SOURCE EXCERPT =
····················

Prioritizing Customers

By Joe Tito

At the WHMA conference in Tucson this past February, I ran into Scott Morris of Marsh Electronic’s/MarVac Assemblies division. He was getting ready to host a roundtable discussion entitled, Qualifying & Quantifying New Opportunities. The purpose of the discussion was to exchange ways to prioritize new opportunities and juggle existing customers in these troubling times of supply chain issues andpersonnel shortages. This is a not new problem for MarVac, and its unlikely that its new for most companies. But activities of the last two years have really brought the issue to the forefront.

Scott discussed the early days of MarVac and how it has led to some of their current challenges. In those early days, they grew the company by taking orders for assemblies that other companies did not want to build. “Heck, we probably would have built bird houses if someone had asked us — we had lumber, we had nails, we had hammers…” he joked. “The same thing that got us here is actually hampering our growth.” Scott confirmed this issue is currently front and center at MarVac.

I arranged a conversation with Scott and Steve Banovich, Manager of Mar-Vac, after the show to discuss some of the ways they are dealing with the constraints. “The goal is not to take anything away from our top 25 customers,” Scott said. If you build a $1000 assembly for a $1000 a year customer, or if you build that same assembly for a $4 million a year a customer, it takes the same amount of time and resources. And once you accept that order, you are morally, ethically and somewhat legally bound to take it,” he asserted. As such, MarVac is taking a more critical look for better opportunities that align with their core competencies. “If you invite the wrong people to the wedding, eventually somebody is gonna step on the brides dress,” Scott analogized.

MarVac is trying to create a better sales funnel/filter so the opportunities that come in fit their overall strategy for growth. They are introducing guidelines to their salesforce to help them better define a well aligned opportunity. Scott indicated it can be quite a balancing act, however.  There are no hard stops, and they try not to push back too hard. They want to sharpen their focus without undermining their enthusiasm. “We want to look at opportunities that make the most sense for us in allocating our resources. Thats not to say we want to close the spigot off for everyone, we just want to be smarter about how we go forward.”

In order to achieve their goals, MarVac has had to say goodbye to a few customers. “It’s a multi-pronged approach,” Scott described, “and weve already invited people to the wedding that we shouldnt have, so we are setting up some criteria for when that business comes up for quote again.”

Steve realizes that many of their competitors may be slightly ahead of them on this, but their situation as a distributor and manufacturer, requires special handing. “Marsh/MarVac is a lot different and that we are a very sizable distributor (Marsh Electronics) who also has a rapidly growing value-added center (MarVac Assemblies). Theres not too many manufacturers who have our big footprint as a distributor, so that adds to the complexity.”

Larry Manz Director of Sales & Marketing at Insource had chimed in on the original conversation and was also kind enough to share a few minutes on a follow up call. “The last two years have been very difficult. We went from not having enough people, and not sure how orders were going to continue, to realizing the world didnt burn down, and we were still going to be building things. Orders started quickly pouring in.” he chronicled.

Insource has instituted a capacity utilization plan. Theyve looked at each customer’s utilization over the past two years and have tried to keep them at the same relative percentage. “The only way they can get more business,” Larry mentioned, “is if we find more people, which we are slowly doing.”

····················

JOB 1 =
Edit the passage from the article on prioritizing customers starting with "By Joe Tito" and going on through "to the forefront.", replacing "roundtable" with "panel".
The article and the records have no connection to each other.

Excerpts from a layout annotation set:
····················

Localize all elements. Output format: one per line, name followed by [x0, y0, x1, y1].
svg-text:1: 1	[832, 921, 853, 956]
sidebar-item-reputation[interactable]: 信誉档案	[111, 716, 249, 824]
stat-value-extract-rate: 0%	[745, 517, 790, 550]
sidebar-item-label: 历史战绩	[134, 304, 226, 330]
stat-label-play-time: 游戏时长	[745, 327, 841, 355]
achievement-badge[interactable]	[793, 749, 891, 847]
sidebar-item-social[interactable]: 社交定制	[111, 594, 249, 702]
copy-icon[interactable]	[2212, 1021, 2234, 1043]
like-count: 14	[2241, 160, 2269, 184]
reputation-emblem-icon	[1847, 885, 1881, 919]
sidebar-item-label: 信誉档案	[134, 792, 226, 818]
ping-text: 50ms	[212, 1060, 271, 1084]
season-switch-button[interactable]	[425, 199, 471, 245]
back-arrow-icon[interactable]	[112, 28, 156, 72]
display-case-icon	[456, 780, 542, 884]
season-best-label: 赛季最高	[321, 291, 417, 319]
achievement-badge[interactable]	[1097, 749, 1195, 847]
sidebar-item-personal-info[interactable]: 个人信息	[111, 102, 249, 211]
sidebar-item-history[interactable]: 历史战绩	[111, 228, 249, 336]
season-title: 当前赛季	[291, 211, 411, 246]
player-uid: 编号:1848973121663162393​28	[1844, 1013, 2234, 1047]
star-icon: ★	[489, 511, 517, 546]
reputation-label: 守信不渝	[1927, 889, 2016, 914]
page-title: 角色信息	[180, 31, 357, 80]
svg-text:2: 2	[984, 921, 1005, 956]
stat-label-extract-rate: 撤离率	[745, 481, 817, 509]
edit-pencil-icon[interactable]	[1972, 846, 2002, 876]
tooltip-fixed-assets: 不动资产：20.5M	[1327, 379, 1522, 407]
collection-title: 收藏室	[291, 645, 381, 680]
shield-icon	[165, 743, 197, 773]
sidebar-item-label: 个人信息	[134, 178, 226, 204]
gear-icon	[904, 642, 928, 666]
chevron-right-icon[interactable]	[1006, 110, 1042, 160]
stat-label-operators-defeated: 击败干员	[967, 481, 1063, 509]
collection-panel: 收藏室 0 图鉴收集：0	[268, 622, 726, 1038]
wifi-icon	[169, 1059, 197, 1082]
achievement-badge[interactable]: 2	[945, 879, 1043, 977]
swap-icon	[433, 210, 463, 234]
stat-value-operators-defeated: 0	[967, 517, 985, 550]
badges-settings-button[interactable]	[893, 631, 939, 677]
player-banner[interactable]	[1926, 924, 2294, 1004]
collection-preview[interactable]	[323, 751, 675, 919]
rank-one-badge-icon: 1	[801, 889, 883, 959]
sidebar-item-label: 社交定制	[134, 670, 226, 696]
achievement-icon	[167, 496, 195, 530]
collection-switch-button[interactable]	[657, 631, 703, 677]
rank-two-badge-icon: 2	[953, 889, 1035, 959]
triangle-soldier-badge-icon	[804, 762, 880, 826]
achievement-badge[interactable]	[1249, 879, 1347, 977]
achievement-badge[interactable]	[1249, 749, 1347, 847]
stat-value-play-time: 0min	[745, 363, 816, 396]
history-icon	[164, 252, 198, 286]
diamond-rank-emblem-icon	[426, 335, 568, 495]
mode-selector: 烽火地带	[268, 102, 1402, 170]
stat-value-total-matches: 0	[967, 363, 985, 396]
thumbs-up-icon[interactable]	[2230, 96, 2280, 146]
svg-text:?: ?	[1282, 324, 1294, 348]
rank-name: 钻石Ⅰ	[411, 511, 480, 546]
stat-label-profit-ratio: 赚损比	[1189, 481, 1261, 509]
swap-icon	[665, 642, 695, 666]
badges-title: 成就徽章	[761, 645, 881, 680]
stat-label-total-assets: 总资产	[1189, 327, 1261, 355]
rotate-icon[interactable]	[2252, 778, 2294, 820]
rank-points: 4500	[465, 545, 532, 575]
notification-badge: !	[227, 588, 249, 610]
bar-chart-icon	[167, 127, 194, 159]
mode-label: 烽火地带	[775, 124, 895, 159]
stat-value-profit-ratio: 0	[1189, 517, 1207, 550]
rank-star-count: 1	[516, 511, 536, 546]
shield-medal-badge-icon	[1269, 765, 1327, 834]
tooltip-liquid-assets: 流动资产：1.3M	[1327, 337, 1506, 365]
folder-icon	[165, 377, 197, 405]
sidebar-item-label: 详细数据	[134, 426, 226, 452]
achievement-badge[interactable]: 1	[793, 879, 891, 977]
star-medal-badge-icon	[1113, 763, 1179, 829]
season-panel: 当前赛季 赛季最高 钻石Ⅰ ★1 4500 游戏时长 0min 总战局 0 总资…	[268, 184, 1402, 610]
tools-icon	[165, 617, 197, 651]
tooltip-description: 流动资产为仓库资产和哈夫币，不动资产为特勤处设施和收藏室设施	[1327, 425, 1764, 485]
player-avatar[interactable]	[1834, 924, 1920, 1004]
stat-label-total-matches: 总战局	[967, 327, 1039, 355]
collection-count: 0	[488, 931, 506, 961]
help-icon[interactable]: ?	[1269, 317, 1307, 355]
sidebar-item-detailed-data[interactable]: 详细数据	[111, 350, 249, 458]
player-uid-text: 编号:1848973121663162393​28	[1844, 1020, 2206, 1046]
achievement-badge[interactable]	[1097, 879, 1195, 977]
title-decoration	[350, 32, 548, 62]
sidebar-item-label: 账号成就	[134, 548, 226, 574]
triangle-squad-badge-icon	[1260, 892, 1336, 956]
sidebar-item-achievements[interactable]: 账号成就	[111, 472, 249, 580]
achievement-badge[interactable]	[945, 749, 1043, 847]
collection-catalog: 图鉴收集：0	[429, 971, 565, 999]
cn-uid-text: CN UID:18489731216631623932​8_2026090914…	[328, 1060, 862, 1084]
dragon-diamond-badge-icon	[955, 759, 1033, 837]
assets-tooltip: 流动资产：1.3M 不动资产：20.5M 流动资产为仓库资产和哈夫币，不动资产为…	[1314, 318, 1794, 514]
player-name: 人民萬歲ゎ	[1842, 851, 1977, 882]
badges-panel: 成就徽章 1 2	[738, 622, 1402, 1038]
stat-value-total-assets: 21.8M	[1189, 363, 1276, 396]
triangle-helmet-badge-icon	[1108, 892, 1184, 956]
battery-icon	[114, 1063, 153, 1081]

····················

JOB 2 =
Pull out every line of the records that contains the string "mode".

EXERCISE ANSWER 1 =
By Joe Tito

At the WHMA conference in Tucson this past February, I ran into Scott Morris of Marsh Electronic’s/MarVac Assemblies division. He was getting ready to host a panel discussion entitled, Qualifying & Quantifying New Opportunities. The purpose of the discussion was to exchange ways to prioritize new opportunities and juggle existing customers in these troubling times of supply chain issues andpersonnel shortages. This is a not new problem for MarVac, and its unlikely that its new for most companies. But activities of the last two years have really brought the issue to the forefront.

EXERCISE ANSWER 2 =
mode-selector: 烽火地带	[268, 102, 1402, 170]
mode-label: 烽火地带	[775, 124, 895, 159]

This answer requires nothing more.